▸ BRIEF: Read the data and repeat it in full, exactly.

▸ MATERIAL PROVIDED:
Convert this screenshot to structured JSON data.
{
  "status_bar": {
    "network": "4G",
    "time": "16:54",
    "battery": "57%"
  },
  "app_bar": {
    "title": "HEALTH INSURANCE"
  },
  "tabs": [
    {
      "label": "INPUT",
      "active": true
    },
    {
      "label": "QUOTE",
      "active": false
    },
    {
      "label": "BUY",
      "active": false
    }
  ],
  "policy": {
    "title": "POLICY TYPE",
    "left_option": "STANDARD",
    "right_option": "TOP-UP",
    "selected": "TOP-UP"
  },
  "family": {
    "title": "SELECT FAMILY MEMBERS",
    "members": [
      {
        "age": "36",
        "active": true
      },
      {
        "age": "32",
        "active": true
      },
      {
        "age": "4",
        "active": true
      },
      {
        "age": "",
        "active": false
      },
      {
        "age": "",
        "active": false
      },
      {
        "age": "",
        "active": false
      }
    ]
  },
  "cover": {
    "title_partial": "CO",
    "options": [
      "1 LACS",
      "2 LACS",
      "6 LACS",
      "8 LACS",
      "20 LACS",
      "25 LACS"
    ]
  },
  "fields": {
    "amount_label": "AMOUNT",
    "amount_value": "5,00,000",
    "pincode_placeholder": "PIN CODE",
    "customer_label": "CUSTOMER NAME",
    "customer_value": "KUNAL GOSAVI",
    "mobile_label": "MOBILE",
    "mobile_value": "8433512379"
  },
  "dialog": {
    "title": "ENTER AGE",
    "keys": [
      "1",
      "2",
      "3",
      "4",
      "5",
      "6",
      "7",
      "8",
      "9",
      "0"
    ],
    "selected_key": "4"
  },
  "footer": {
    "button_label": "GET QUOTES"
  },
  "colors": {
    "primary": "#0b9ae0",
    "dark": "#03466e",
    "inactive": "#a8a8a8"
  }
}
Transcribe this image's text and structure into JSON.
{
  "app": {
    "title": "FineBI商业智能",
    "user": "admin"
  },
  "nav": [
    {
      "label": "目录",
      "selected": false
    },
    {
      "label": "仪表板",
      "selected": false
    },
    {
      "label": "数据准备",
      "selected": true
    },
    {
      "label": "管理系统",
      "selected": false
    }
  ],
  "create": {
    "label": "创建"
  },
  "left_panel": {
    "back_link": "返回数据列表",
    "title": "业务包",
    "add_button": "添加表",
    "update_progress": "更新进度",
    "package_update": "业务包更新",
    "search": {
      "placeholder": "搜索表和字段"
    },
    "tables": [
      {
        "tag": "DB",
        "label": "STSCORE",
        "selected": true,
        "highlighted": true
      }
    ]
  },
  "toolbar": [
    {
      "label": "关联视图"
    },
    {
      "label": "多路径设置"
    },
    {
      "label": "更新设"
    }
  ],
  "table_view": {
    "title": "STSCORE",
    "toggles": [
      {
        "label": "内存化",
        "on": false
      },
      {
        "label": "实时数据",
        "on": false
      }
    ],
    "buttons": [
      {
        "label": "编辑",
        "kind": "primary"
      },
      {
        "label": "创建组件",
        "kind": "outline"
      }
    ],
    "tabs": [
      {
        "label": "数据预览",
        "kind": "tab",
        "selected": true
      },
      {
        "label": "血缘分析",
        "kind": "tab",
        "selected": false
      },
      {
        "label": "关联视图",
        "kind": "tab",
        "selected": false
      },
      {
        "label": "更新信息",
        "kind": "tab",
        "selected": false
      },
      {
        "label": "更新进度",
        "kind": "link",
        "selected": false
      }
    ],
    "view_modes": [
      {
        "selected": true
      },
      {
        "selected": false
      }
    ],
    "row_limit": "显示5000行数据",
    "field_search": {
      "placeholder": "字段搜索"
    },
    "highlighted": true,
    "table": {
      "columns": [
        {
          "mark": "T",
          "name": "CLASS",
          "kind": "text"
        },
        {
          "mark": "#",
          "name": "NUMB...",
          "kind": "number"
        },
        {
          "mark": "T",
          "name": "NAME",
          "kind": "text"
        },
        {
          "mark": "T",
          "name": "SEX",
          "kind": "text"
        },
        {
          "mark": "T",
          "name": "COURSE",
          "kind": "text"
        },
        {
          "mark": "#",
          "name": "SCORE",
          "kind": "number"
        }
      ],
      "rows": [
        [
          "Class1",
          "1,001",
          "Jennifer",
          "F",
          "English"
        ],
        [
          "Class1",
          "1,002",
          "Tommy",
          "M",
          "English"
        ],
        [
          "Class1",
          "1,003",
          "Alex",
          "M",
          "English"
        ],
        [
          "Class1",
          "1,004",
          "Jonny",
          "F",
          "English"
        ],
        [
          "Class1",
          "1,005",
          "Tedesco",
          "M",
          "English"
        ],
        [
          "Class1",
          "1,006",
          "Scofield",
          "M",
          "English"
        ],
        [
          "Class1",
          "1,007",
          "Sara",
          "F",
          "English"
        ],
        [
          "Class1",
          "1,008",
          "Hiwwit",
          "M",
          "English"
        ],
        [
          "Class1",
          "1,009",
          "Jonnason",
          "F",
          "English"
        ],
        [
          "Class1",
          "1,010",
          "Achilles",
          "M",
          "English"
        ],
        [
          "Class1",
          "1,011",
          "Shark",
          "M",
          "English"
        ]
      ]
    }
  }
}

▸ ANSWER TO THIS TASK:
Convert this screenshot to structured JSON data.
{
  "status_bar": {
    "network": "4G",
    "time": "16:54",
    "battery": "57%"
  },
  "app_bar": {
    "title": "HEALTH INSURANCE"
  },
  "tabs": [
    {
      "label": "INPUT",
      "active": true
    },
    {
      "label": "QUOTE",
      "active": false
    },
    {
      "label": "BUY",
      "active": false
    }
  ],
  "policy": {
    "title": "POLICY TYPE",
    "left_option": "STANDARD",
    "right_option": "TOP-UP",
    "selected": "TOP-UP"
  },
  "family": {
    "title": "SELECT FAMILY MEMBERS",
    "members": [
      {
        "age": "36",
        "active": true
      },
      {
        "age": "32",
        "active": true
      },
      {
        "age": "4",
        "active": true
      },
      {
        "age": "",
        "active": false
      },
      {
        "age": "",
        "active": false
      },
      {
        "age": "",
        "active": false
      }
    ]
  },
  "cover": {
    "title_partial": "CO",
    "options": [
      "1 LACS",
      "2 LACS",
      "6 LACS",
      "8 LACS",
      "20 LACS",
      "25 LACS"
    ]
  },
  "fields": {
    "amount_label": "AMOUNT",
    "amount_value": "5,00,000",
    "pincode_placeholder": "PIN CODE",
    "customer_label": "CUSTOMER NAME",
    "customer_value": "KUNAL GOSAVI",
    "mobile_label": "MOBILE",
    "mobile_value": "8433512379"
  },
  "dialog": {
    "title": "ENTER AGE",
    "keys": [
      "1",
      "2",
      "3",
      "4",
      "5",
      "6",
      "7",
      "8",
      "9",
      "0"
    ],
    "selected_key": "4"
  },
  "footer": {
    "button_label": "GET QUOTES"
  },
  "colors": {
    "primary": "#0b9ae0",
    "dark": "#03466e",
    "inactive": "#a8a8a8"
  }
}
Transcribe this image's text and structure into JSON.
{
  "app": {
    "title": "FineBI商业智能",
    "user": "admin"
  },
  "nav": [
    {
      "label": "目录",
      "selected": false
    },
    {
      "label": "仪表板",
      "selected": false
    },
    {
      "label": "数据准备",
      "selected": true
    },
    {
      "label": "管理系统",
      "selected": false
    }
  ],
  "create": {
    "label": "创建"
  },
  "left_panel": {
    "back_link": "返回数据列表",
    "title": "业务包",
    "add_button": "添加表",
    "update_progress": "更新进度",
    "package_update": "业务包更新",
    "search": {
      "placeholder": "搜索表和字段"
    },
    "tables": [
      {
        "tag": "DB",
        "label": "STSCORE",
        "selected": true,
        "highlighted": true
      }
    ]
  },
  "toolbar": [
    {
      "label": "关联视图"
    },
    {
      "label": "多路径设置"
    },
    {
      "label": "更新设"
    }
  ],
  "table_view": {
    "title": "STSCORE",
    "toggles": [
      {
        "label": "内存化",
        "on": false
      },
      {
        "label": "实时数据",
        "on": false
      }
    ],
    "buttons": [
      {
        "label": "编辑",
        "kind": "primary"
      },
      {
        "label": "创建组件",
        "kind": "outline"
      }
    ],
    "tabs": [
      {
        "label": "数据预览",
        "kind": "tab",
        "selected": true
      },
      {
        "label": "血缘分析",
        "kind": "tab",
        "selected": false
      },
      {
        "label": "关联视图",
        "kind": "tab",
        "selected": false
      },
      {
        "label": "更新信息",
        "kind": "tab",
        "selected": false
      },
      {
        "label": "更新进度",
        "kind": "link",
        "selected": false
      }
    ],
    "view_modes": [
      {
        "selected": true
      },
      {
        "selected": false
      }
    ],
    "row_limit": "显示5000行数据",
    "field_search": {
      "placeholder": "字段搜索"
    },
    "highlighted": true,
    "table": {
      "columns": [
        {
          "mark": "T",
          "name": "CLASS",
          "kind": "text"
        },
        {
          "mark": "#",
          "name": "NUMB...",
          "kind": "number"
        },
        {
          "mark": "T",
          "name": "NAME",
          "kind": "text"
        },
        {
          "mark": "T",
          "name": "SEX",
          "kind": "text"
        },
        {
          "mark": "T",
          "name": "COURSE",
          "kind": "text"
        },
        {
          "mark": "#",
          "name": "SCORE",
          "kind": "number"
        }
      ],
      "rows": [
        [
          "Class1",
          "1,001",
          "Jennifer",
          "F",
          "English"
        ],
        [
          "Class1",
          "1,002",
          "Tommy",
          "M",
          "English"
        ],
        [
          "Class1",
          "1,003",
          "Alex",
          "M",
          "English"
        ],
        [
          "Class1",
          "1,004",
          "Jonny",
          "F",
          "English"
        ],
        [
          "Class1",
          "1,005",
          "Tedesco",
          "M",
          "English"
        ],
        [
          "Class1",
          "1,006",
          "Scofield",
          "M",
          "English"
        ],
        [
          "Class1",
          "1,007",
          "Sara",
          "F",
          "English"
        ],
        [
          "Class1",
          "1,008",
          "Hiwwit",
          "M",
          "English"
        ],
        [
          "Class1",
          "1,009",
          "Jonnason",
          "F",
          "English"
        ],
        [
          "Class1",
          "1,010",
          "Achilles",
          "M",
          "English"
        ],
        [
          "Class1",
          "1,011",
          "Shark",
          "M",
          "English"
        ]
      ]
    }
  }
}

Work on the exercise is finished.